2月10日

2004-02-10 mardi

いよいよ引越。
早起きしてばたばたと机の周りの「さしせまった仕事グッズ」だけ片づける。
段ボール5箱になってしまった。
朝飯もそこそこにクロネコヤマト部隊が登場。
このメンバーは前回と同じひとたちである。
前回御影から芦屋に引っ越してきたときのクロネコのみなさんが今回もなぜかごいっしょなのである。
「もう出られるんですか?」
と怪訝な顔をする。
「別に私が引越マニアというんじゃなくて(そうだが)、マンション工事がうるさくて・・・」
と必死に言い訳をする。
9時スタート。
私は台所を片づける。
前回の教訓で、台所は他人に荷造りされると「ゴミ」を梱包されて、引っ越し先まで「ゴミ」を運ぶという経済行為として問題のおおい事態が発生することがわかったので、自分でやる。
さいわい、暮れの大掃除のときに台所はテッテ的に掃除したので、「こ、これはいったい・・・」と原型をとどめぬほどひからびた食品が棚の奥から出てきて呆然、というようなことは起こらない。
合間を縫ってリージョンで鍵をもらい、管理会社に行って駐車場のパスカードと入居のしおりをもらい、市役所に転居届けを出し、郵便局で配達先変更をお願いし、朝日新聞に金を払い、電気とガスと水道を止め、警察署で免許の住所変更届けをし、明後日の修論審査のために修論を読む。
4時に搬出が終了。
がらんと何もない部屋をくるりと回って一礼して退去。
どうもおせわになりました。
1年間たいへん快適に暮らしたけれど、まあしかたがない。

そのまま大学へ。6時からCOLのWGの会議。
前日は自己評価委員会、今日はCOLと自分が招集者である会議が続く。
どこかしら似たような内容の会議なのであたまがこんがらがる。
04年度のCOL(文部科学省はGP「優良事例 (good practice)」という通称を希望しているそうであるが、COL= Center of Learning 教育拠点校)という言い方が定着してしまった。誤解のもとだねこれは)は締め切りが4月ということなので、まるで時間的余裕がない。
04年度は申請を断念しようか、という可能性も検討したが、二度のCOLフォーラムとさまざまな資料を検討した結果、「COLには参加することに意義がある」という絹川委員長の言を信じて、続けることにする。
率直に言って、私はこのプログラムが発足したときに、「これは文部科学省主導による大学の序列化と淘汰加速のための戦略である」と位置づけていた。

_データ内容_:
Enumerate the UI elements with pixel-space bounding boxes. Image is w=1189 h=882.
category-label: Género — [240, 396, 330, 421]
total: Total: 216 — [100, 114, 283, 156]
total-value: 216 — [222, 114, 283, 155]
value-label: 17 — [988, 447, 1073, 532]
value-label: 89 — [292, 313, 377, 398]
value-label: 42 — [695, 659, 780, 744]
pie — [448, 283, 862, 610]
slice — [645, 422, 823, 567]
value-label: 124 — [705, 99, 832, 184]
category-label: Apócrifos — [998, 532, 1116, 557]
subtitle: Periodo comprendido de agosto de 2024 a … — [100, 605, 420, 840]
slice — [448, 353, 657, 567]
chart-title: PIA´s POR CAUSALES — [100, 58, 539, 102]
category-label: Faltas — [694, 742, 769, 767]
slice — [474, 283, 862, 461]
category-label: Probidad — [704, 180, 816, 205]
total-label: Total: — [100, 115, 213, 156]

_目標 1_: 文書の抜粋から、「どこかしら似たような内容の会議なのであたまがこんがらがる。」という語句を含む部分で始まり「略である」と位置づけていた。」で終わる箇所を、一字も変えずに抜き出してください。
_目標 2_: 文書の抜粋では、引越の搬出が終わったのは何時か。

_作業結果 1_:
どこかしら似たような内容の会議なのであたまがこんがらがる。
04年度のCOL(文部科学省はGP「優良事例 (good practice)」という通称を希望しているそうであるが、COL= Center of Learning 教育拠点校)という言い方が定着してしまった。誤解のもとだねこれは)は締め切りが4月ということなので、まるで時間的余裕がない。
04年度は申請を断念しようか、という可能性も検討したが、二度のCOLフォーラムとさまざまな資料を検討した結果、「COLには参加することに意義がある」という絹川委員長の言を信じて、続けることにする。
率直に言って、私はこのプログラムが発足したときに、「これは文部科学省主導による大学の序列化と淘汰加速のための戦略である」と位置づけていた。

_作業結果 2_: 4時に終了した。